• Listed entries
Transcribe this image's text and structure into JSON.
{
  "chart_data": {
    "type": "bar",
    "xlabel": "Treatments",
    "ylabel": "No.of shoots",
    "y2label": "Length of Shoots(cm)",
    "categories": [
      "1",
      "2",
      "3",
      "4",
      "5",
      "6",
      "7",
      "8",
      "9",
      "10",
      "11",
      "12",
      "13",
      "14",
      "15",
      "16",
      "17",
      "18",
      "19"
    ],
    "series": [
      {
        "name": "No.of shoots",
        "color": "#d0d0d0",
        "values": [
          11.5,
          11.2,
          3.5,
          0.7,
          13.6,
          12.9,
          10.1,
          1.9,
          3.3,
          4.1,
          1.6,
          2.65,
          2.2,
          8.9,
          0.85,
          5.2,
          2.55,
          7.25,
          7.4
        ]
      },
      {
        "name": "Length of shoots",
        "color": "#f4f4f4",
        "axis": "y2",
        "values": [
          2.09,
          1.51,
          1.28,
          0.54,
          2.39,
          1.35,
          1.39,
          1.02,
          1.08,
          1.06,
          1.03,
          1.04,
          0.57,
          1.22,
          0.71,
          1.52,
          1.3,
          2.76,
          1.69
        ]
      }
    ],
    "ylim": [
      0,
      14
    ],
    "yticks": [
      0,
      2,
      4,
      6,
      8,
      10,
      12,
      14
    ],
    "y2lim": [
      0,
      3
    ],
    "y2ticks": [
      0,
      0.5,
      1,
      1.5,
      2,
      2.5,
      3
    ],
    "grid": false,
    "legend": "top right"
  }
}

* * *

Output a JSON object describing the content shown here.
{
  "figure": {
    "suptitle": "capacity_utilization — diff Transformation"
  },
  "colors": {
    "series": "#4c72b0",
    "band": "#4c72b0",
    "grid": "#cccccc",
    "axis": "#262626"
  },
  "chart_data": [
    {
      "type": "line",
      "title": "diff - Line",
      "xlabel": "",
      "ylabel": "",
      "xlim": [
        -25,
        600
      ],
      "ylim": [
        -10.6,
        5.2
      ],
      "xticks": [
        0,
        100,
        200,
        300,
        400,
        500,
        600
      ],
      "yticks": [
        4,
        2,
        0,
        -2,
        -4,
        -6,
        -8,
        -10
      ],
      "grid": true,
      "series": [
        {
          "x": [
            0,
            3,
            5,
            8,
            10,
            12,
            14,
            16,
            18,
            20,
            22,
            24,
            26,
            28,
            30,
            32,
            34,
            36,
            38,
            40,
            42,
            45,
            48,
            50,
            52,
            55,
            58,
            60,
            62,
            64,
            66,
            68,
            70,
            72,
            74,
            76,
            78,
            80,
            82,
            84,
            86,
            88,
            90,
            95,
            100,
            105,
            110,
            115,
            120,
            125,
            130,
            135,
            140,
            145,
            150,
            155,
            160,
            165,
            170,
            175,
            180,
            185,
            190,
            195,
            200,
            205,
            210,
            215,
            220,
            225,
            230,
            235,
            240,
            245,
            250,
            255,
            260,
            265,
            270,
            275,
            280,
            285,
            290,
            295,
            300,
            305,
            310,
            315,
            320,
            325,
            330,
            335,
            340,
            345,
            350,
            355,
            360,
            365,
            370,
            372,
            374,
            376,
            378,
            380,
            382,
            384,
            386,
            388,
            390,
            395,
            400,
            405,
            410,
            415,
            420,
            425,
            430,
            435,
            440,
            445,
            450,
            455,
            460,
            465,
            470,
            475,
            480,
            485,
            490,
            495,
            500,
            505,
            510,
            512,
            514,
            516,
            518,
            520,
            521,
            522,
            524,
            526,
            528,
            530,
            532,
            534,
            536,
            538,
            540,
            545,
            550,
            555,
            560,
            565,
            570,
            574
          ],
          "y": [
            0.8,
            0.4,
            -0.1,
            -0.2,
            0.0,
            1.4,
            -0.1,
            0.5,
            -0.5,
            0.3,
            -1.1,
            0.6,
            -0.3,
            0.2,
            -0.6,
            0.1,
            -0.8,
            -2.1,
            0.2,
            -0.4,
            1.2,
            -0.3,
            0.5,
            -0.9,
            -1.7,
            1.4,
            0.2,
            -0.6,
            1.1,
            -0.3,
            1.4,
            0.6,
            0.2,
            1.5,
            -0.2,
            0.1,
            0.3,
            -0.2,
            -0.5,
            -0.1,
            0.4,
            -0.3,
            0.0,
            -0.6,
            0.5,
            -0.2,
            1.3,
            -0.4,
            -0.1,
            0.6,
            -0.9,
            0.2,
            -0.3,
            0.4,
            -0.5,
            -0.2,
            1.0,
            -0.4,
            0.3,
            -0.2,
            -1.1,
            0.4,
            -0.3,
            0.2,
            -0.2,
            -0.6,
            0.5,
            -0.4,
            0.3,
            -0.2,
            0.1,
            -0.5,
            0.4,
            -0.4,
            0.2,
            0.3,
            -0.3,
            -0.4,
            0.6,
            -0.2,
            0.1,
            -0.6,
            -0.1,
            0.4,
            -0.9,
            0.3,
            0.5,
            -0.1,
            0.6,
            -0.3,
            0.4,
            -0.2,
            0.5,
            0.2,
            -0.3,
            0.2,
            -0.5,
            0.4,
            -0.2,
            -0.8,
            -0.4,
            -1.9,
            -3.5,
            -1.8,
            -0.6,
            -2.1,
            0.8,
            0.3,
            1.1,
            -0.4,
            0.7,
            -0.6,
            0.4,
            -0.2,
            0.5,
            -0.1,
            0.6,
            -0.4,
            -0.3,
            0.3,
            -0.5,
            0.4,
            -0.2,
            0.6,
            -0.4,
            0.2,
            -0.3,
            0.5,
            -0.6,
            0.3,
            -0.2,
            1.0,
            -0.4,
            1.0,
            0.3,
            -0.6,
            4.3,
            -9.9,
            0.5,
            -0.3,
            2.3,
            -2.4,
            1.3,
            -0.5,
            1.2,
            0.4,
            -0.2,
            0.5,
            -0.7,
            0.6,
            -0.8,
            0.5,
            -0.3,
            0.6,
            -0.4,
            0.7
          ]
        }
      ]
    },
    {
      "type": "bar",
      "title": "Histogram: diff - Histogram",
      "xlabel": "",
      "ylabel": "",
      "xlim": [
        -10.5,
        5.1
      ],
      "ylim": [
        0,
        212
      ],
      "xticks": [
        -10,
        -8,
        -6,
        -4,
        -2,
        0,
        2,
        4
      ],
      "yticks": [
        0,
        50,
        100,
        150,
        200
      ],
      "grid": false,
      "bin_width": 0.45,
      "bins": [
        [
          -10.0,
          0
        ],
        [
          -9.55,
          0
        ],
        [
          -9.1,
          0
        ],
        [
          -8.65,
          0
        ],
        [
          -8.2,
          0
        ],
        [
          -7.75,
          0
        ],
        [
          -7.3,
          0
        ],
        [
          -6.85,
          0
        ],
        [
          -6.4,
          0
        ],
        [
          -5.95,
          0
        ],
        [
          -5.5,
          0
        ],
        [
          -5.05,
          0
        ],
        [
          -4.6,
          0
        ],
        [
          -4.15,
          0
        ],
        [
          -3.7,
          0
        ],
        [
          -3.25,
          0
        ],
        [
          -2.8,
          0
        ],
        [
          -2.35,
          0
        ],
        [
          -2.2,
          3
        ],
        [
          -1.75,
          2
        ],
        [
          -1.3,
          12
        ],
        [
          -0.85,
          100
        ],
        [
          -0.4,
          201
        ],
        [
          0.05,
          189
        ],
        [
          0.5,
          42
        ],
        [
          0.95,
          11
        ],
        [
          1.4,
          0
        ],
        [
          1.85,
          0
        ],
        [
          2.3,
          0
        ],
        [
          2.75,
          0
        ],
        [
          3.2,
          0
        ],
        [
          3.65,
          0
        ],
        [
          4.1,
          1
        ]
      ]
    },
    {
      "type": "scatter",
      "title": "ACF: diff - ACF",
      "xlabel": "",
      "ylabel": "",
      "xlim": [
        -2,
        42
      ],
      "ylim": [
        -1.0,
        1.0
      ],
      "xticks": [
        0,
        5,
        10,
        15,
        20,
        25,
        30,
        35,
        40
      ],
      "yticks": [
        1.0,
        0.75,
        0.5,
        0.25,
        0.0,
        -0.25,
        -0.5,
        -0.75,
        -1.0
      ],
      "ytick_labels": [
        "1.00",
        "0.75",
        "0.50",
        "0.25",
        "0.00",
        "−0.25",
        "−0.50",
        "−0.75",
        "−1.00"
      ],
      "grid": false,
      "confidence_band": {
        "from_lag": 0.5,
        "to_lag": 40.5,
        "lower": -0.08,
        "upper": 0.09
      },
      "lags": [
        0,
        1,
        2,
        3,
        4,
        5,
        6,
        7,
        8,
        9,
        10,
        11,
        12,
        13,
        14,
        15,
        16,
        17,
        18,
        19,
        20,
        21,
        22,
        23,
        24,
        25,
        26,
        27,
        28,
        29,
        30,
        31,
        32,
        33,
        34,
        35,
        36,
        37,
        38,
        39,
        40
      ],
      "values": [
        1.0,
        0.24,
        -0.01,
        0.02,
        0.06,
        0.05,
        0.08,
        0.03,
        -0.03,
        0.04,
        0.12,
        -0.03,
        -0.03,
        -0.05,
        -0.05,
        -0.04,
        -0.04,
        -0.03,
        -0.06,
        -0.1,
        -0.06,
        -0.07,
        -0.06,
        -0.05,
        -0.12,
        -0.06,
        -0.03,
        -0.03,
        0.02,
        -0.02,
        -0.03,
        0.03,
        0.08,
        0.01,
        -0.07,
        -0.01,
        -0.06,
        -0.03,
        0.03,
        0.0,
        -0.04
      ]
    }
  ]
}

• Problem to work on
Work out the count of lines containing the word "diff", then write only that count.

• Final result
4